(YOUR GOAL):
Transcribe the full listing below exactly.

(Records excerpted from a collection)
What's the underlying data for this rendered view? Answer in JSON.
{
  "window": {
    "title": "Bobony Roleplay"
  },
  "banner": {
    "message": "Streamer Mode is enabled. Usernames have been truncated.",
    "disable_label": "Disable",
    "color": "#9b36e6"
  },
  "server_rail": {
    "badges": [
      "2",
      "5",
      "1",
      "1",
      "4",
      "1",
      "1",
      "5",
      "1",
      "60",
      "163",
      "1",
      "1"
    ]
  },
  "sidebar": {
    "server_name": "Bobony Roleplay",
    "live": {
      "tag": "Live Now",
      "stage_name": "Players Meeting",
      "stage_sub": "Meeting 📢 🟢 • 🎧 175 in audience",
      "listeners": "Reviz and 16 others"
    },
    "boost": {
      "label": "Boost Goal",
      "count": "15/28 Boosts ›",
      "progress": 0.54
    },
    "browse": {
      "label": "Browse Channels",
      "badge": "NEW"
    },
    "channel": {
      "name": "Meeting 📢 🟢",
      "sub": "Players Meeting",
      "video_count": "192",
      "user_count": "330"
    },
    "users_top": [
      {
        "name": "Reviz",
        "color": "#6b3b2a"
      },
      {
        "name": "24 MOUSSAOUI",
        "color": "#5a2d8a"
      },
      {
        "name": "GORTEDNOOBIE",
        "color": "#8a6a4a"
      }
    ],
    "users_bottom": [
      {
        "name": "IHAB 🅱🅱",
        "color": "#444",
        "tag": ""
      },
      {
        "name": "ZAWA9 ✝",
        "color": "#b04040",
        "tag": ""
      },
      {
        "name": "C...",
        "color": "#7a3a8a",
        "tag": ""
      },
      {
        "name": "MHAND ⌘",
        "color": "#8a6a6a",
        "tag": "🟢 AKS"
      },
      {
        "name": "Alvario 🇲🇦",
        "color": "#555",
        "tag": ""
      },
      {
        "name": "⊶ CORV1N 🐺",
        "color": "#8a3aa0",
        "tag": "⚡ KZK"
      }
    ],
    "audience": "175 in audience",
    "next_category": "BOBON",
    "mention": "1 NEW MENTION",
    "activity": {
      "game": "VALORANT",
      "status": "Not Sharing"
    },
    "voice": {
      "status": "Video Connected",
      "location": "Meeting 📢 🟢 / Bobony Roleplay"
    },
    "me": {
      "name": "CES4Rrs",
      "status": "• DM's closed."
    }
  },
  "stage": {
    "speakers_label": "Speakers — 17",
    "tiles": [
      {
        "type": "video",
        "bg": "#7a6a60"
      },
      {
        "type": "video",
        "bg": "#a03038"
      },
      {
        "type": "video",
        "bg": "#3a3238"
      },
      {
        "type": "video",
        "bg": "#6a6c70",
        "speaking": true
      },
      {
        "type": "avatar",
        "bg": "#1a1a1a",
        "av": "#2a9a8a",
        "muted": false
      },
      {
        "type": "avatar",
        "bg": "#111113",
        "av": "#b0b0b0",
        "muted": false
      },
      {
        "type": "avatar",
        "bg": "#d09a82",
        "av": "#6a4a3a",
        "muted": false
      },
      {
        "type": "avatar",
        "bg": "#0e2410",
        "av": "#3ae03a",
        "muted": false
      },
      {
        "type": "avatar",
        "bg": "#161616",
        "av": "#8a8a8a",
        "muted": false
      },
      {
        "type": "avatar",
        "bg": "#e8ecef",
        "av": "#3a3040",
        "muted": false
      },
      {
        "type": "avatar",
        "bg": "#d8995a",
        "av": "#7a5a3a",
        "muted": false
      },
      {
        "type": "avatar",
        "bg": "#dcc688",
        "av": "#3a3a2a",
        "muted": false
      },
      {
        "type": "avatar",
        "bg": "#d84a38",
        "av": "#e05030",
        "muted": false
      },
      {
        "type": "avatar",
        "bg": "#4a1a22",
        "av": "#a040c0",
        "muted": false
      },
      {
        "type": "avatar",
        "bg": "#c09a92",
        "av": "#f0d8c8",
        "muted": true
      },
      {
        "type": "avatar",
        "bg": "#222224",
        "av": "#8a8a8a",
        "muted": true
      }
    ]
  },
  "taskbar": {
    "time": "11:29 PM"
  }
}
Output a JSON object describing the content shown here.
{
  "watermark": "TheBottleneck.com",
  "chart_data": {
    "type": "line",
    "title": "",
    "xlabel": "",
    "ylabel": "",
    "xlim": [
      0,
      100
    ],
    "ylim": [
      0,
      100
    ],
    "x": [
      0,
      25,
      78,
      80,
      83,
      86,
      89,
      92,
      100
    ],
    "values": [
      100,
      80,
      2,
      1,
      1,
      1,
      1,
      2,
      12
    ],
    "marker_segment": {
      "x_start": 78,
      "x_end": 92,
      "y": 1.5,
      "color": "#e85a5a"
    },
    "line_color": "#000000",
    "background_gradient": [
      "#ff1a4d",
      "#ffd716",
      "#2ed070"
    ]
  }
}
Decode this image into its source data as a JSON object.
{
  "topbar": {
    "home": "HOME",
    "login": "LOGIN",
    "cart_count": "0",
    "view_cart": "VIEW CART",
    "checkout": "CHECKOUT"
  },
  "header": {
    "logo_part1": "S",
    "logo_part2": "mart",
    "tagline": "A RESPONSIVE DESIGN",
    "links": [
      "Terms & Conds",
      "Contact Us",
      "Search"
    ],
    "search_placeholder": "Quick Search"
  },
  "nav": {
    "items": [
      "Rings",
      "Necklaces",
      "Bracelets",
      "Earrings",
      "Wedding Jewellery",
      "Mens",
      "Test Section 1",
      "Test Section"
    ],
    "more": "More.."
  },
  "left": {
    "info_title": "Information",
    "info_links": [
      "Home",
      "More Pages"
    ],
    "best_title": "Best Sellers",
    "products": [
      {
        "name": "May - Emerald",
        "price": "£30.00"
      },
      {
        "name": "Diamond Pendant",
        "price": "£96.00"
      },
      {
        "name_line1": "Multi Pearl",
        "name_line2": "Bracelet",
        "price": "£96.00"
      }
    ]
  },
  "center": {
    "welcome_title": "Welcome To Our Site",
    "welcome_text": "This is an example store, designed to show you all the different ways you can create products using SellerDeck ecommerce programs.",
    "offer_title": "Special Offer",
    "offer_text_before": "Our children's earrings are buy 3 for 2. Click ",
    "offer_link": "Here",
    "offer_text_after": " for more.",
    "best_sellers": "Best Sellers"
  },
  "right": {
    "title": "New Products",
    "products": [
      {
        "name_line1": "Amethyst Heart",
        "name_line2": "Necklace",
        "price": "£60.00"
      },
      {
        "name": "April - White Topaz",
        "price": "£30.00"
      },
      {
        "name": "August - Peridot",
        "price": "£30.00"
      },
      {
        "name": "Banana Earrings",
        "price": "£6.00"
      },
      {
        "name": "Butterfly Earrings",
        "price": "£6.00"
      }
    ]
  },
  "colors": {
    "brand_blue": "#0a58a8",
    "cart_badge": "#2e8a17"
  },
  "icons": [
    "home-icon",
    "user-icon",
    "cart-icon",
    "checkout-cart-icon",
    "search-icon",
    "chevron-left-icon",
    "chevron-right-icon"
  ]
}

(THE SOLUTION):
What's the underlying data for this rendered view? Answer in JSON.
{
  "window": {
    "title": "Bobony Roleplay"
  },
  "banner": {
    "message": "Streamer Mode is enabled. Usernames have been truncated.",
    "disable_label": "Disable",
    "color": "#9b36e6"
  },
  "server_rail": {
    "badges": [
      "2",
      "5",
      "1",
      "1",
      "4",
      "1",
      "1",
      "5",
      "1",
      "60",
      "163",
      "1",
      "1"
    ]
  },
  "sidebar": {
    "server_name": "Bobony Roleplay",
    "live": {
      "tag": "Live Now",
      "stage_name": "Players Meeting",
      "stage_sub": "Meeting 📢 🟢 • 🎧 175 in audience",
      "listeners": "Reviz and 16 others"
    },
    "boost": {
      "label": "Boost Goal",
      "count": "15/28 Boosts ›",
      "progress": 0.54
    },
    "browse": {
      "label": "Browse Channels",
      "badge": "NEW"
    },
    "channel": {
      "name": "Meeting 📢 🟢",
      "sub": "Players Meeting",
      "video_count": "192",
      "user_count": "330"
    },
    "users_top": [
      {
        "name": "Reviz",
        "color": "#6b3b2a"
      },
      {
        "name": "24 MOUSSAOUI",
        "color": "#5a2d8a"
      },
      {
        "name": "GORTEDNOOBIE",
        "color": "#8a6a4a"
      }
    ],
    "users_bottom": [
      {
        "name": "IHAB 🅱🅱",
        "color": "#444",
        "tag": ""
      },
      {
        "name": "ZAWA9 ✝",
        "color": "#b04040",
        "tag": ""
      },
      {
        "name": "C...",
        "color": "#7a3a8a",
        "tag": ""
      },
      {
        "name": "MHAND ⌘",
        "color": "#8a6a6a",
        "tag": "🟢 AKS"
      },
      {
        "name": "Alvario 🇲🇦",
        "color": "#555",
        "tag": ""
      },
      {
        "name": "⊶ CORV1N 🐺",
        "color": "#8a3aa0",
        "tag": "⚡ KZK"
      }
    ],
    "audience": "175 in audience",
    "next_category": "BOBON",
    "mention": "1 NEW MENTION",
    "activity": {
      "game": "VALORANT",
      "status": "Not Sharing"
    },
    "voice": {
      "status": "Video Connected",
      "location": "Meeting 📢 🟢 / Bobony Roleplay"
    },
    "me": {
      "name": "CES4Rrs",
      "status": "• DM's closed."
    }
  },
  "stage": {
    "speakers_label": "Speakers — 17",
    "tiles": [
      {
        "type": "video",
        "bg": "#7a6a60"
      },
      {
        "type": "video",
        "bg": "#a03038"
      },
      {
        "type": "video",
        "bg": "#3a3238"
      },
      {
        "type": "video",
        "bg": "#6a6c70",
        "speaking": true
      },
      {
        "type": "avatar",
        "bg": "#1a1a1a",
        "av": "#2a9a8a",
        "muted": false
      },
      {
        "type": "avatar",
        "bg": "#111113",
        "av": "#b0b0b0",
        "muted": false
      },
      {
        "type": "avatar",
        "bg": "#d09a82",
        "av": "#6a4a3a",
        "muted": false
      },
      {
        "type": "avatar",
        "bg": "#0e2410",
        "av": "#3ae03a",
        "muted": false
      },
      {
        "type": "avatar",
        "bg": "#161616",
        "av": "#8a8a8a",
        "muted": false
      },
      {
        "type": "avatar",
        "bg": "#e8ecef",
        "av": "#3a3040",
        "muted": false
      },
      {
        "type": "avatar",
        "bg": "#d8995a",
        "av": "#7a5a3a",
        "muted": false
      },
      {
        "type": "avatar",
        "bg": "#dcc688",
        "av": "#3a3a2a",
        "muted": false
      },
      {
        "type": "avatar",
        "bg": "#d84a38",
        "av": "#e05030",
        "muted": false
      },
      {
        "type": "avatar",
        "bg": "#4a1a22",
        "av": "#a040c0",
        "muted": false
      },
      {
        "type": "avatar",
        "bg": "#c09a92",
        "av": "#f0d8c8",
        "muted": true
      },
      {
        "type": "avatar",
        "bg": "#222224",
        "av": "#8a8a8a",
        "muted": true
      }
    ]
  },
  "taskbar": {
    "time": "11:29 PM"
  }
}
Output a JSON object describing the content shown here.
{
  "watermark": "TheBottleneck.com",
  "chart_data": {
    "type": "line",
    "title": "",
    "xlabel": "",
    "ylabel": "",
    "xlim": [
      0,
      100
    ],
    "ylim": [
      0,
      100
    ],
    "x": [
      0,
      25,
      78,
      80,
      83,
      86,
      89,
      92,
      100
    ],
    "values": [
      100,
      80,
      2,
      1,
      1,
      1,
      1,
      2,
      12
    ],
    "marker_segment": {
      "x_start": 78,
      "x_end": 92,
      "y": 1.5,
      "color": "#e85a5a"
    },
    "line_color": "#000000",
    "background_gradient": [
      "#ff1a4d",
      "#ffd716",
      "#2ed070"
    ]
  }
}
Decode this image into its source data as a JSON object.
{
  "topbar": {
    "home": "HOME",
    "login": "LOGIN",
    "cart_count": "0",
    "view_cart": "VIEW CART",
    "checkout": "CHECKOUT"
  },
  "header": {
    "logo_part1": "S",
    "logo_part2": "mart",
    "tagline": "A RESPONSIVE DESIGN",
    "links": [
      "Terms & Conds",
      "Contact Us",
      "Search"
    ],
    "search_placeholder": "Quick Search"
  },
  "nav": {
    "items": [
      "Rings",
      "Necklaces",
      "Bracelets",
      "Earrings",
      "Wedding Jewellery",
      "Mens",
      "Test Section 1",
      "Test Section"
    ],
    "more": "More.."
  },
  "left": {
    "info_title": "Information",
    "info_links": [
      "Home",
      "More Pages"
    ],
    "best_title": "Best Sellers",
    "products": [
      {
        "name": "May - Emerald",
        "price": "£30.00"
      },
      {
        "name": "Diamond Pendant",
        "price": "£96.00"
      },
      {
        "name_line1": "Multi Pearl",
        "name_line2": "Bracelet",
        "price": "£96.00"
      }
    ]
  },
  "center": {
    "welcome_title": "Welcome To Our Site",
    "welcome_text": "This is an example store, designed to show you all the different ways you can create products using SellerDeck ecommerce programs.",
    "offer_title": "Special Offer",
    "offer_text_before": "Our children's earrings are buy 3 for 2. Click ",
    "offer_link": "Here",
    "offer_text_after": " for more.",
    "best_sellers": "Best Sellers"
  },
  "right": {
    "title": "New Products",
    "products": [
      {
        "name_line1": "Amethyst Heart",
        "name_line2": "Necklace",
        "price": "£60.00"
      },
      {
        "name": "April - White Topaz",
        "price": "£30.00"
      },
      {
        "name": "August - Peridot",
        "price": "£30.00"
      },
      {
        "name": "Banana Earrings",
        "price": "£6.00"
      },
      {
        "name": "Butterfly Earrings",
        "price": "£6.00"
      }
    ]
  },
  "colors": {
    "brand_blue": "#0a58a8",
    "cart_badge": "#2e8a17"
  },
  "icons": [
    "home-icon",
    "user-icon",
    "cart-icon",
    "checkout-cart-icon",
    "search-icon",
    "chevron-left-icon",
    "chevron-right-icon"
  ]
}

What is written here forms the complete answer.